Copy out lines with the word "konsekwencje" from the material that follows.

Begin Data to process

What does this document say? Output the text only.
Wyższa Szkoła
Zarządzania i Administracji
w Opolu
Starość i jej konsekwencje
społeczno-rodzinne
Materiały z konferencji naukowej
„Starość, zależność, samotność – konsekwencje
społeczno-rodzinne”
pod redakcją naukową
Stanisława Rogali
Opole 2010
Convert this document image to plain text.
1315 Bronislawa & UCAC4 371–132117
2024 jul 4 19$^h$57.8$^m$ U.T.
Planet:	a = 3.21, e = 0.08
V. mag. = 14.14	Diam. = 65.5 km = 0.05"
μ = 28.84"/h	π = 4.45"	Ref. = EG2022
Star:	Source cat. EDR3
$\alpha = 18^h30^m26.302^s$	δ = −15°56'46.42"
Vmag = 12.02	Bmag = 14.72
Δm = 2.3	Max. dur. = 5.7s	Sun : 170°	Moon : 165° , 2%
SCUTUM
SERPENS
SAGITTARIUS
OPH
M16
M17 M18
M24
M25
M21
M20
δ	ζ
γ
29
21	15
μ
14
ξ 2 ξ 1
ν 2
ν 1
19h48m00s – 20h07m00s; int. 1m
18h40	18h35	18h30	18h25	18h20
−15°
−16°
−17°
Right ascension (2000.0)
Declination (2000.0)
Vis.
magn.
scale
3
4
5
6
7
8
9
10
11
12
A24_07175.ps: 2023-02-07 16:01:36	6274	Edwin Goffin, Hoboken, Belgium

End Data to process

*The reply*:
Starość i jej konsekwencje
„Starość, zależność, samotność – konsekwencje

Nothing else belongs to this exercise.